Problem set:
(a) In the court opinion excerpt, which judge presided over the Superior Court case being appealed?
(b) Copy the court opinion excerpt word for word, starting at "Allen Matkins Leck" and ending at "affirm the judgment.".

Document passage:
- - - -

California Court of Appeals, Second District, Second Division
Aug 28, 2008
No. B204710 (Cal. Ct. App. Aug. 28, 2008)

Opinion

NOT TO BE PUBLISHED.

Appeal from a judgment of the Superior Court of Los Angeles County, No. BC361143, Elizabeth Allen White, Judge.

Stuart W. Knight for Defendant and Appellant.

Allen Matkins Leck Gamble Mallory & Natsis and Lawrence D. Lewis for Plaintiffs and Respondents.


CHAVEZ, J.

Defendant and appellant Daybreak Group, Inc. (Daybreak) appeals from the judgment entered against it after plaintiffs and respondents Bret Lewis and Elliot Lewis (collectively, respondents) successfully moved to enforce a settlement pursuant to Code of Civil Procedure section 664.6. We affirm the judgment.

All further statutory references are to the Code of Civil Procedure unless otherwise noted.

- - - -

Data entries:

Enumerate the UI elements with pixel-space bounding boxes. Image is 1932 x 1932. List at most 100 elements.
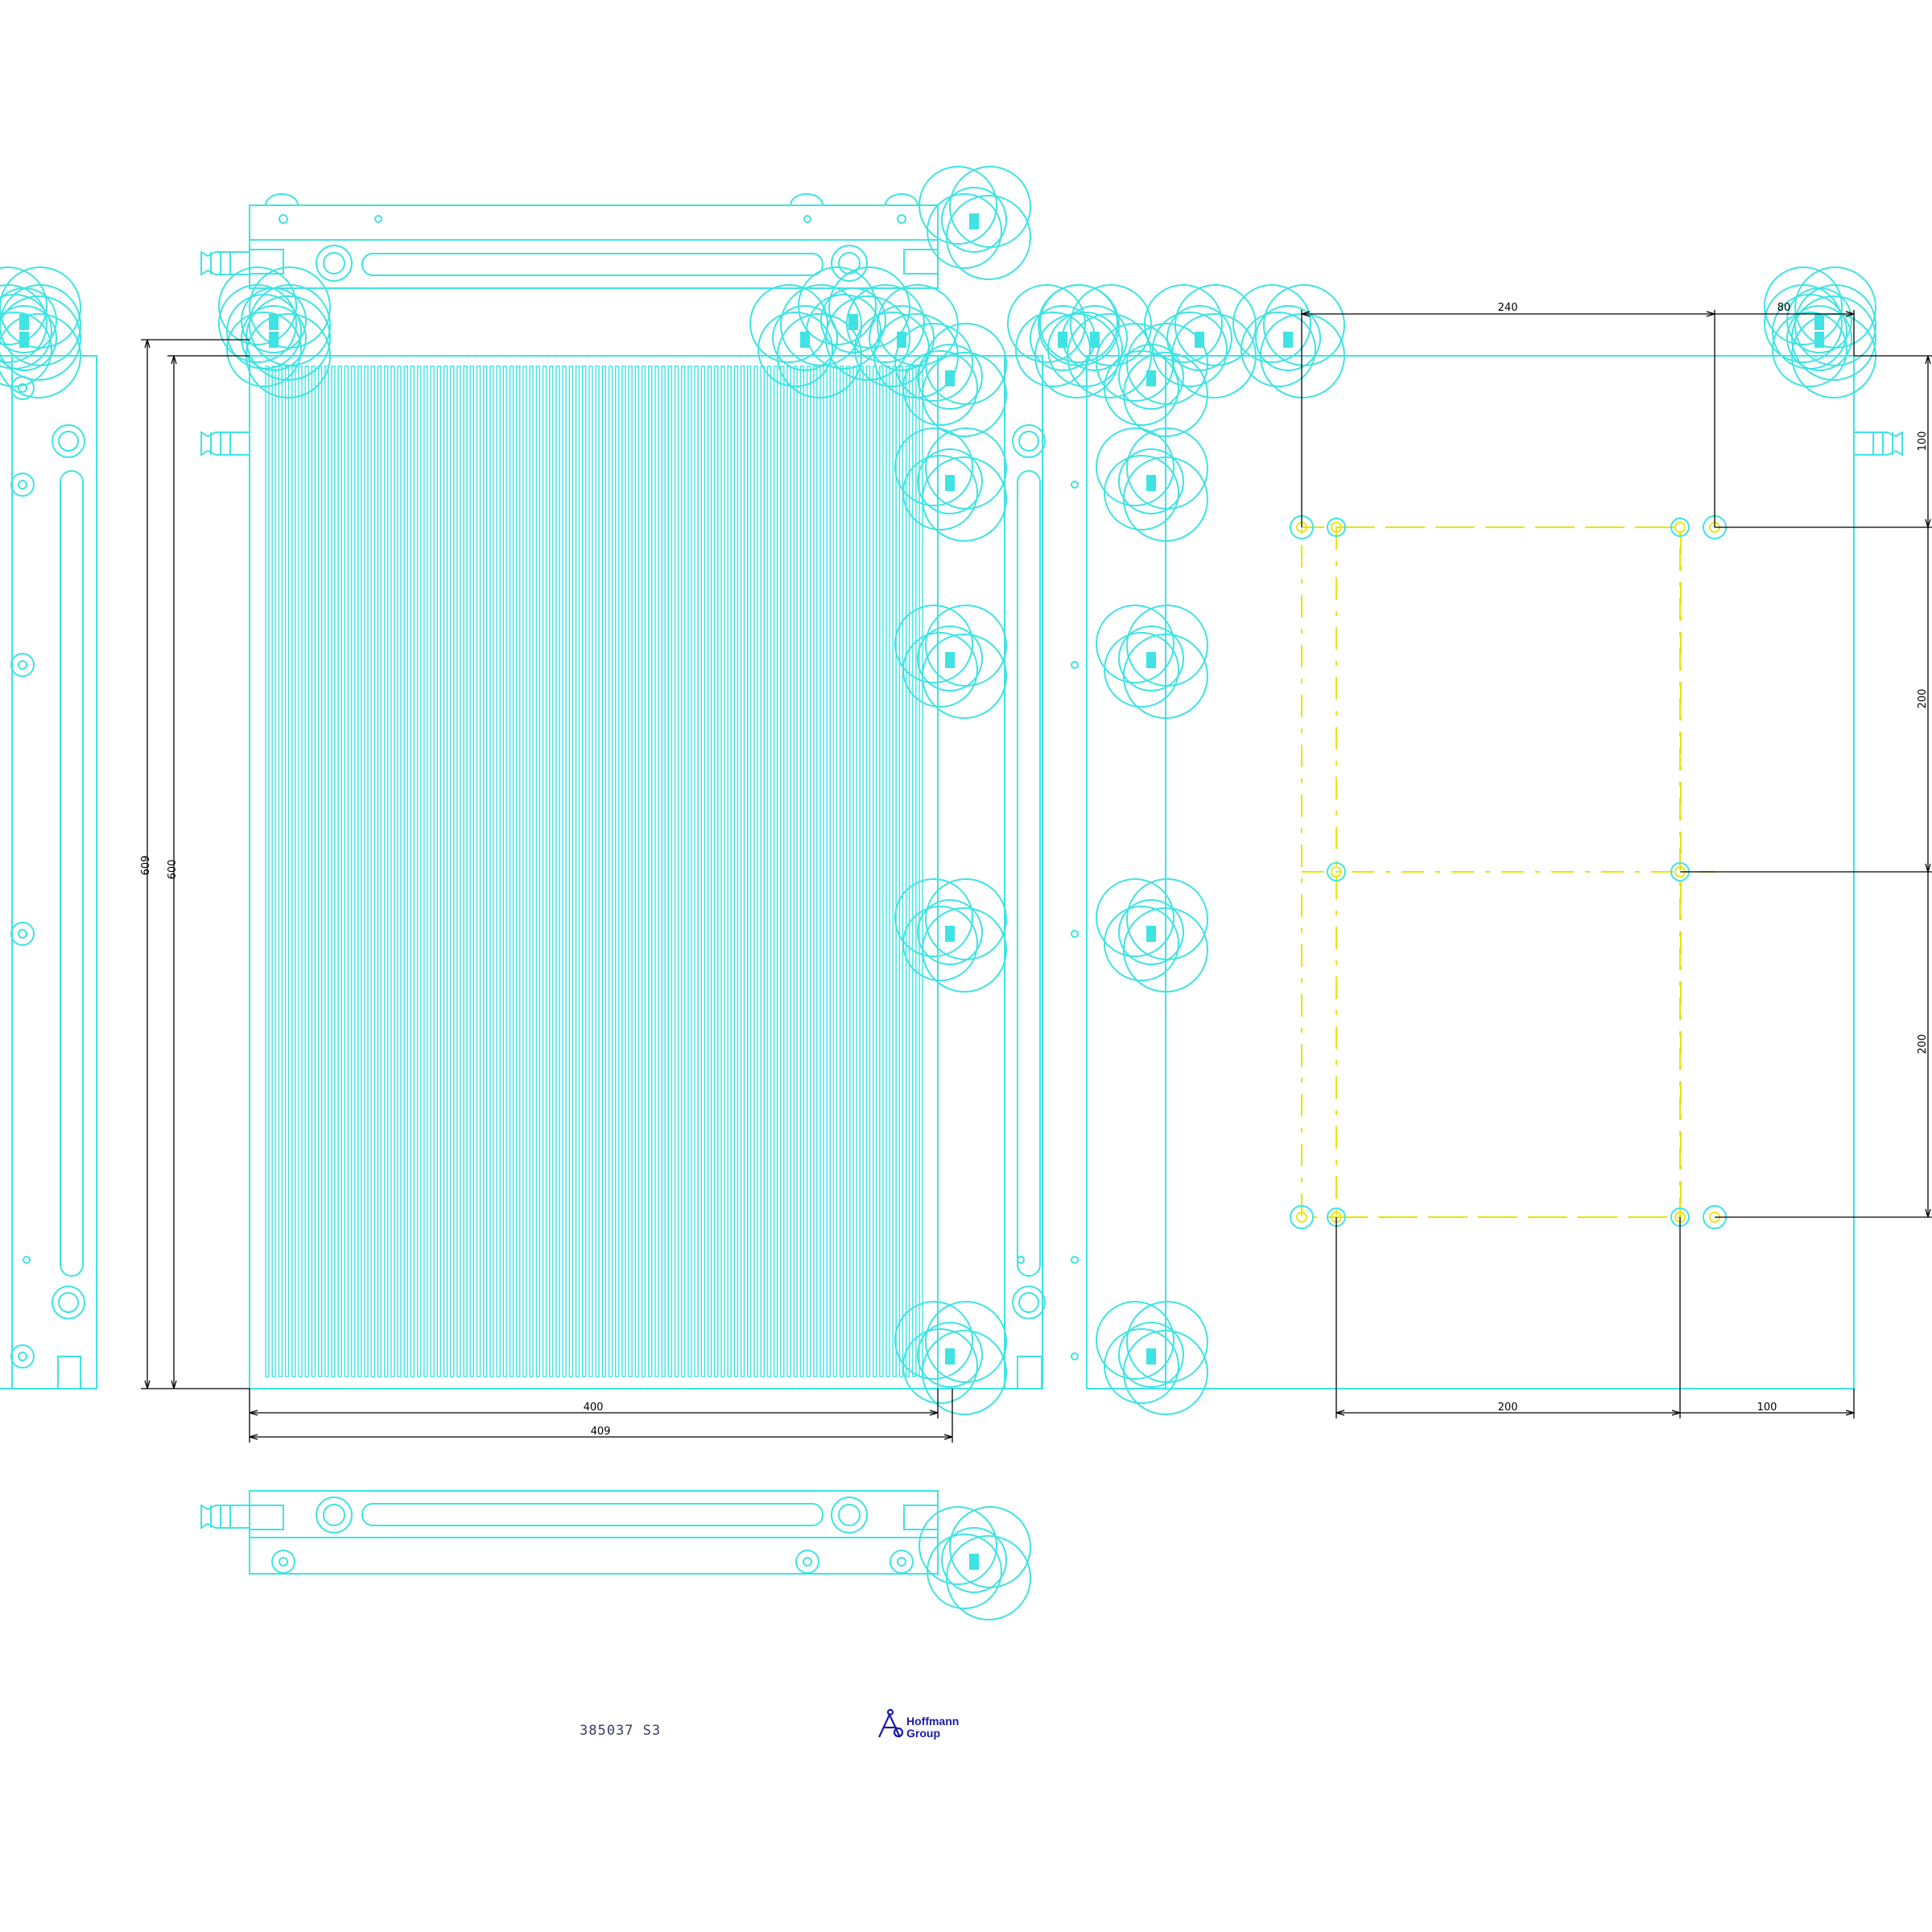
- cooling-fin: [786, 365, 791, 1377]
- grip-marker-circle: [772, 305, 838, 371]
- cooling-fin: [489, 365, 494, 1377]
- cooling-fin: [311, 365, 316, 1377]
- grip-marker-circle: [1007, 284, 1086, 363]
- cooling-fin: [886, 365, 890, 1377]
- grip-marker-square: [945, 475, 955, 491]
- grip-marker-circle: [1764, 284, 1843, 363]
- grip-marker-circle: [1166, 305, 1232, 371]
- mounting-hole-center: [1331, 866, 1342, 877]
- dimension-pitch-vertical-2: 200: [1917, 1034, 1929, 1055]
- cooling-fin: [423, 365, 428, 1377]
- grip-marker-circle: [1070, 284, 1152, 366]
- cooling-fin: [410, 365, 415, 1377]
- grip-marker-circle: [218, 266, 297, 345]
- grip-marker-circle: [1104, 632, 1179, 708]
- grip-marker-circle: [1118, 899, 1184, 965]
- mounting-hole-center: [1331, 522, 1342, 533]
- cooling-fin: [852, 365, 857, 1377]
- grip-marker-circle: [917, 344, 983, 410]
- grip-marker-circle: [1096, 605, 1174, 683]
- cooling-fin: [278, 365, 283, 1377]
- cooling-fin: [456, 365, 461, 1377]
- cooling-fin: [720, 365, 725, 1377]
- cooling-fin: [377, 365, 382, 1377]
- cooling-fin: [714, 365, 719, 1377]
- grip-marker-circle: [869, 305, 935, 371]
- grip-marker-circle: [241, 305, 307, 371]
- grip-marker-circle: [1144, 284, 1223, 363]
- cooling-fin: [562, 365, 567, 1377]
- cooling-fin: [674, 365, 679, 1377]
- grip-marker-circle: [1126, 605, 1208, 687]
- grip-marker-circle: [1096, 323, 1174, 402]
- mounting-hole-center: [1296, 1212, 1307, 1223]
- grip-marker-circle: [1786, 305, 1852, 371]
- logo-text-group: Group: [906, 1727, 940, 1740]
- cooling-fin: [839, 365, 844, 1377]
- cooling-fin: [654, 365, 659, 1377]
- cooling-fin: [813, 365, 818, 1377]
- grip-marker-circle: [0, 305, 57, 371]
- grip-marker-circle: [0, 287, 57, 353]
- cooling-fin: [496, 365, 501, 1377]
- grip-marker-circle: [0, 294, 52, 369]
- cooling-fin: [595, 365, 600, 1377]
- grip-marker-circle: [1096, 427, 1174, 506]
- hoffmann-group-logo-icon: [878, 1708, 904, 1738]
- grip-marker-circle: [1118, 1322, 1184, 1388]
- cooling-fin: [707, 365, 712, 1377]
- grip-marker-circle: [1232, 284, 1311, 363]
- cooling-fin: [542, 365, 547, 1377]
- grip-marker-square: [848, 314, 858, 330]
- grip-marker-circle: [1015, 312, 1091, 387]
- selection-grip-markers: [0, 166, 1876, 1620]
- grip-marker-circle: [902, 350, 978, 426]
- grip-marker-circle: [922, 352, 1007, 437]
- cooling-fin: [582, 365, 587, 1377]
- mounting-hole: [1327, 862, 1346, 881]
- cooling-fin: [298, 365, 303, 1377]
- cooling-fin: [661, 365, 666, 1377]
- grip-marker-circle: [902, 632, 978, 708]
- grip-marker-circle: [1241, 312, 1316, 387]
- cooling-fin: [608, 365, 613, 1377]
- dimension-width-inner: 400: [584, 1402, 604, 1414]
- grip-marker-circle: [949, 166, 1031, 248]
- cooling-fin: [859, 365, 864, 1377]
- cooling-fin: [403, 365, 408, 1377]
- grip-marker-square: [1090, 332, 1100, 348]
- grip-marker-square: [1146, 370, 1156, 386]
- mounting-hole: [1327, 518, 1346, 537]
- cooling-fin: [383, 365, 389, 1377]
- cooling-fin: [872, 365, 877, 1377]
- dimension-pitch-horizontal: 240: [1498, 302, 1518, 314]
- cooling-fin: [773, 365, 778, 1377]
- cooling-fin: [436, 365, 441, 1377]
- cooling-fin: [476, 365, 481, 1377]
- grip-marker-square: [1146, 1348, 1156, 1364]
- grip-marker-circle: [1152, 312, 1228, 387]
- bottom-view: [200, 1490, 939, 1575]
- cooling-fin: [549, 365, 554, 1377]
- grip-marker-circle: [1126, 427, 1208, 510]
- dimension-edge-offset-top: 80: [1777, 302, 1791, 314]
- grip-marker-circle: [902, 455, 978, 530]
- grip-marker-circle: [846, 284, 925, 363]
- cooling-fin: [832, 365, 838, 1377]
- cooling-fin: [522, 365, 527, 1377]
- grip-marker-square: [945, 1348, 955, 1364]
- cooling-fin: [357, 365, 362, 1377]
- cooling-fin: [694, 365, 699, 1377]
- grip-marker-circle: [1764, 266, 1843, 345]
- cooling-fin: [469, 365, 474, 1377]
- grip-marker-square: [969, 1554, 979, 1570]
- cooling-fin: [898, 365, 904, 1377]
- grip-marker-circle: [820, 287, 886, 353]
- cooling-fin: [364, 365, 369, 1377]
- grip-marker-circle: [218, 284, 297, 363]
- cooling-fin: [397, 365, 402, 1377]
- grip-marker-circle: [922, 456, 1007, 542]
- grip-marker-circle: [241, 287, 307, 353]
- grip-marker-circle: [919, 1506, 997, 1585]
- grip-marker-circle: [1039, 284, 1118, 363]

- - - -

Expected responses:
(a) Elizabeth Allen White

(b)
Allen Matkins Leck Gamble Mallory & Natsis and Lawrence D. Lewis for Plaintiffs and Respondents.


CHAVEZ, J.

Defendant and appellant Daybreak Group, Inc. (Daybreak) appeals from the judgment entered against it after plaintiffs and respondents Bret Lewis and Elliot Lewis (collectively, respondents) successfully moved to enforce a settlement pursuant to Code of Civil Procedure section 664.6. We affirm the judgment.